GOAL OF THE EXERCISE: Check every line below for the word "volumes" and copy the ones that have it.

RECORDS FOR PROCESSING:
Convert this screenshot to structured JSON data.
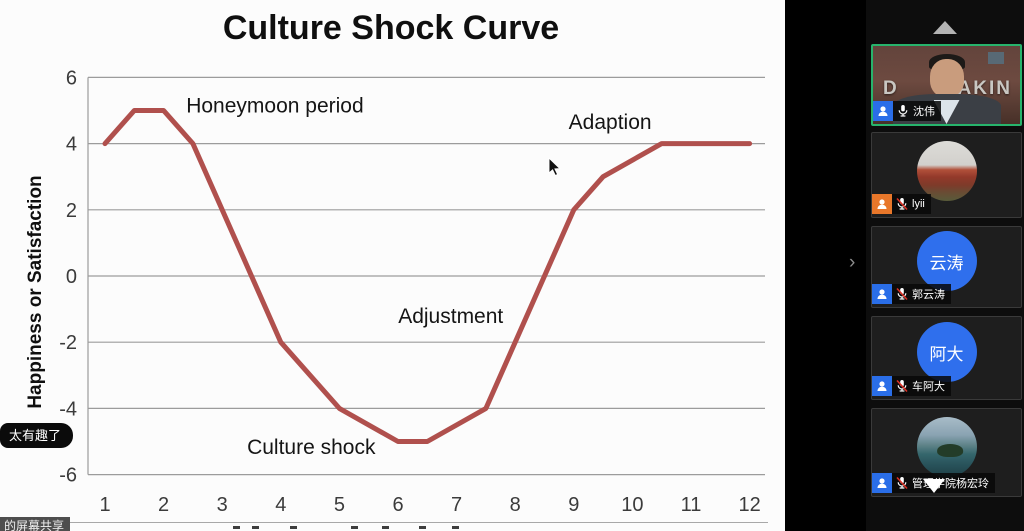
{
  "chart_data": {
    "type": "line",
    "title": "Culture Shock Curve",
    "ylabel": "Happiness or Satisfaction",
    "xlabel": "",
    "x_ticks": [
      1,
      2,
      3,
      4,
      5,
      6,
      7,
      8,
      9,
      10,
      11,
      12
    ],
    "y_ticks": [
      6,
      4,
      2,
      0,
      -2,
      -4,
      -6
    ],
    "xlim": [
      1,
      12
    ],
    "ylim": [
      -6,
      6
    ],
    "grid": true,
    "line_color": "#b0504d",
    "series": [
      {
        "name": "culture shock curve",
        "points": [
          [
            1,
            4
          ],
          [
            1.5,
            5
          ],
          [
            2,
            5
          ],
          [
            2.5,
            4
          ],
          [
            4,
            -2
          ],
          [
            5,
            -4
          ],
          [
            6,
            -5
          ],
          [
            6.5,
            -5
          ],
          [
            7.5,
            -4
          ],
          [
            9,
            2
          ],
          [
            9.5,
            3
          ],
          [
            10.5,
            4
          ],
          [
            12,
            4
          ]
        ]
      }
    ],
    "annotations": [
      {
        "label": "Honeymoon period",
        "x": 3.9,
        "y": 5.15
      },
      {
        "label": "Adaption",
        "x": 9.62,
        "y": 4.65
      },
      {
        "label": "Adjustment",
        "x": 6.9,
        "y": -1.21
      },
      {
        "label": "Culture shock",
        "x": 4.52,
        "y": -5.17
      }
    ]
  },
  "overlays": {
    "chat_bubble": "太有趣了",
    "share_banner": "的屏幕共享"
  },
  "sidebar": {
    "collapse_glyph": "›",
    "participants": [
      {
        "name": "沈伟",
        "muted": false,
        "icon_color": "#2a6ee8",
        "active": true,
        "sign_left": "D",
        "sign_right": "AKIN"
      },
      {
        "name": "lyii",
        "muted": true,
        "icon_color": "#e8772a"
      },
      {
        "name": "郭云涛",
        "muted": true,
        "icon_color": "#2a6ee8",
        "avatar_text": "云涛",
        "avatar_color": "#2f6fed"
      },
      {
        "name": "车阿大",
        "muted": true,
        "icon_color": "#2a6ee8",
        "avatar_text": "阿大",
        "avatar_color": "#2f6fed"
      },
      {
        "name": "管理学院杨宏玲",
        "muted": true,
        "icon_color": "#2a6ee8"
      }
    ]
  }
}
==
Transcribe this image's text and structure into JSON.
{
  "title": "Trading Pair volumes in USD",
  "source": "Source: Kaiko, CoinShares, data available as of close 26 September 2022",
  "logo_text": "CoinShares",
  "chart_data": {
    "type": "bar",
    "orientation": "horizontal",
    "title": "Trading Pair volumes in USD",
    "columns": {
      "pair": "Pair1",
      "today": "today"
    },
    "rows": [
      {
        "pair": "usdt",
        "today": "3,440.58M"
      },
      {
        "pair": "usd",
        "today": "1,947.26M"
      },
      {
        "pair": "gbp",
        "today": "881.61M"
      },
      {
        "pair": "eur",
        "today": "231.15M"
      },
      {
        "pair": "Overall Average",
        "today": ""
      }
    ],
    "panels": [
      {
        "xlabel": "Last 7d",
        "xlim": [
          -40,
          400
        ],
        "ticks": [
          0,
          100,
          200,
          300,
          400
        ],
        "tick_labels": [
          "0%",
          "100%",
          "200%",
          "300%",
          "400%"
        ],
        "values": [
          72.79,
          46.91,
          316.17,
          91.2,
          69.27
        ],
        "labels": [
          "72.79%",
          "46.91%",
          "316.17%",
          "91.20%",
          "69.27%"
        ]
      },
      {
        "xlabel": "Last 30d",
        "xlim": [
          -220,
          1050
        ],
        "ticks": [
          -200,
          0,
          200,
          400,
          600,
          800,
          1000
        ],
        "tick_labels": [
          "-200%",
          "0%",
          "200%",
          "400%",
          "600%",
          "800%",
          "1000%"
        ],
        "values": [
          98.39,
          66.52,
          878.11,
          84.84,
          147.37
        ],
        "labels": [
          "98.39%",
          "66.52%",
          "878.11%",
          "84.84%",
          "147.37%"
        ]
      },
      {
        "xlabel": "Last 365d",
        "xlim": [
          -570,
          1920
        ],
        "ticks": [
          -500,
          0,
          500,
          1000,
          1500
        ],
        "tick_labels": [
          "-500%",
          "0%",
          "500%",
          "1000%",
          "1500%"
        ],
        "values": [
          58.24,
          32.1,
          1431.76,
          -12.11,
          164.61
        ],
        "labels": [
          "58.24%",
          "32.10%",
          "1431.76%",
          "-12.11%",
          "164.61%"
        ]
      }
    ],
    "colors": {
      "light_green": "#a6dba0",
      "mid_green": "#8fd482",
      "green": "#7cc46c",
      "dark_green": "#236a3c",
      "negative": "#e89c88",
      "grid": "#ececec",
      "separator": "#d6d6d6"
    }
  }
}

REPLY TO THE EXERCISE:
  "title": "Trading Pair volumes in USD",
    "title": "Trading Pair volumes in USD",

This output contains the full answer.